## START

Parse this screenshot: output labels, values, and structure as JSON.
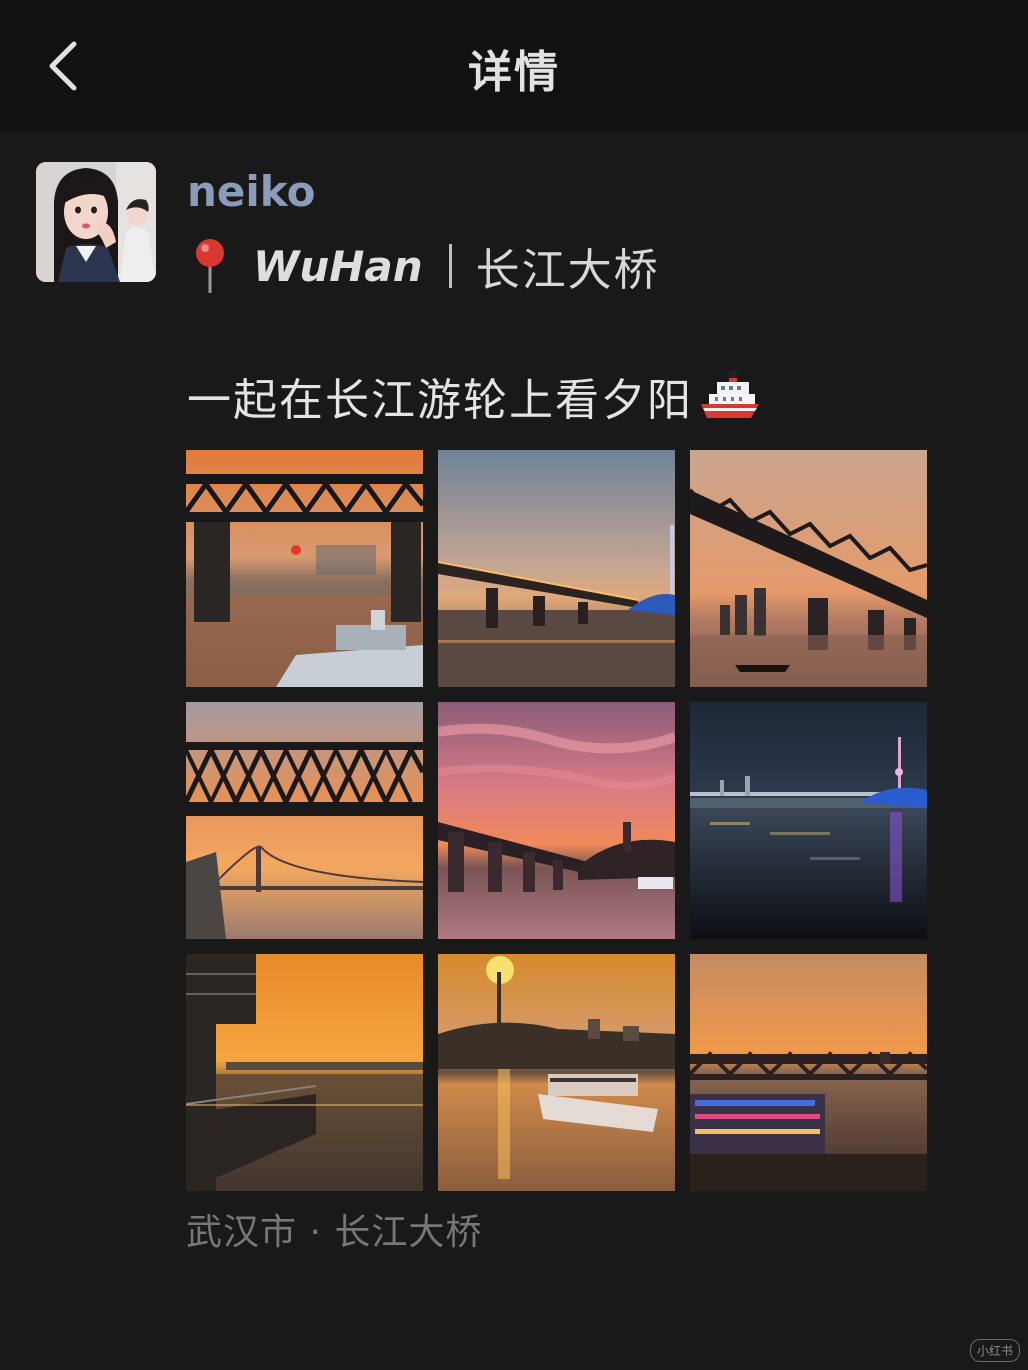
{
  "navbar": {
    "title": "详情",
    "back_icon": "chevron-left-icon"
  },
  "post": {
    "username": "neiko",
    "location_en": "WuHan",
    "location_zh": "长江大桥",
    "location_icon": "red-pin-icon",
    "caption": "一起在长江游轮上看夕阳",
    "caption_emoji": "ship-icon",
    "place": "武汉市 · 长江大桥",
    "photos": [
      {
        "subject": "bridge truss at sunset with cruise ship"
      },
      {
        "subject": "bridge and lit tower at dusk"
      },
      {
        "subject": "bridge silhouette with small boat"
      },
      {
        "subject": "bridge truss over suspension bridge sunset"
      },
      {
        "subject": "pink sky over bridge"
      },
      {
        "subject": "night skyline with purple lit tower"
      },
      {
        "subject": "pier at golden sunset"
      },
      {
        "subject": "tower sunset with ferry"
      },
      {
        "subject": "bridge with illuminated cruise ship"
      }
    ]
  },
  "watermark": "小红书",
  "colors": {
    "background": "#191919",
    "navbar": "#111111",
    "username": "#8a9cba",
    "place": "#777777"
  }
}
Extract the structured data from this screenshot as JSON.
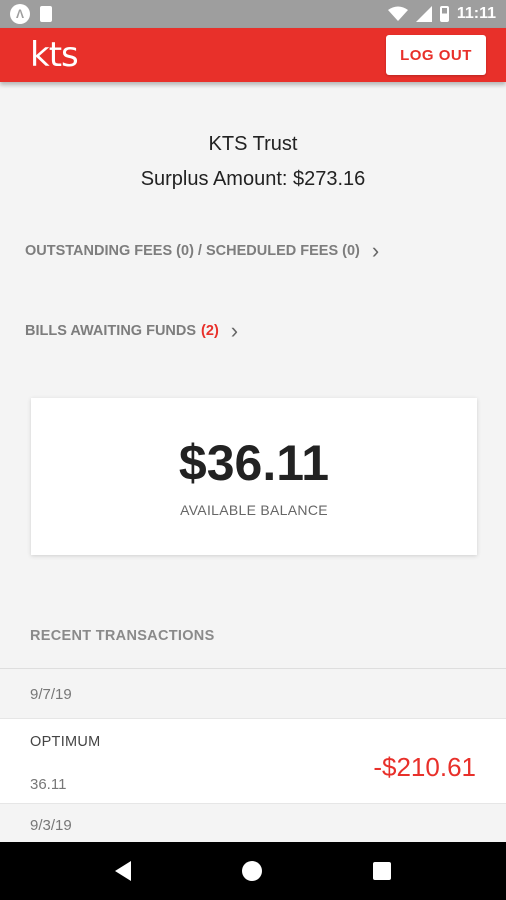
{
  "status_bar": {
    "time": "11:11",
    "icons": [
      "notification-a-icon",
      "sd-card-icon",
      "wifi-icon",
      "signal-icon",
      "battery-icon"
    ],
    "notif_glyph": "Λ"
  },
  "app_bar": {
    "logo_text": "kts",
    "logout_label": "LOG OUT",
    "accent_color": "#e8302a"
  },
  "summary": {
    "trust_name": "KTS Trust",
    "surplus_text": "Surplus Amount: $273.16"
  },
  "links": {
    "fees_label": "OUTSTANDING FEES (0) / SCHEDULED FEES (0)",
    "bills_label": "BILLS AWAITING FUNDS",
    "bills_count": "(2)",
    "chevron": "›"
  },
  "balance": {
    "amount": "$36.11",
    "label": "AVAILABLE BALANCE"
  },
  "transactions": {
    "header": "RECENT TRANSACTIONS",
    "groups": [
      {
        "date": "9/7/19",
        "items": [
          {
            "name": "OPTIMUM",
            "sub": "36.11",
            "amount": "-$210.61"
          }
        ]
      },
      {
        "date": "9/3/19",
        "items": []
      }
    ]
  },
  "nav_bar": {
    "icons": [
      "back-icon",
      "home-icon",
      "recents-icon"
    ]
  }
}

## END

Isolate the lines that hold the word "with" and copy all of them.

— Result of the exercise —
        "subject": "bridge truss at sunset with cruise ship"
        "subject": "bridge silhouette with small boat"
        "subject": "night skyline with purple lit tower"
        "subject": "tower sunset with ferry"
        "subject": "bridge with illuminated cruise ship"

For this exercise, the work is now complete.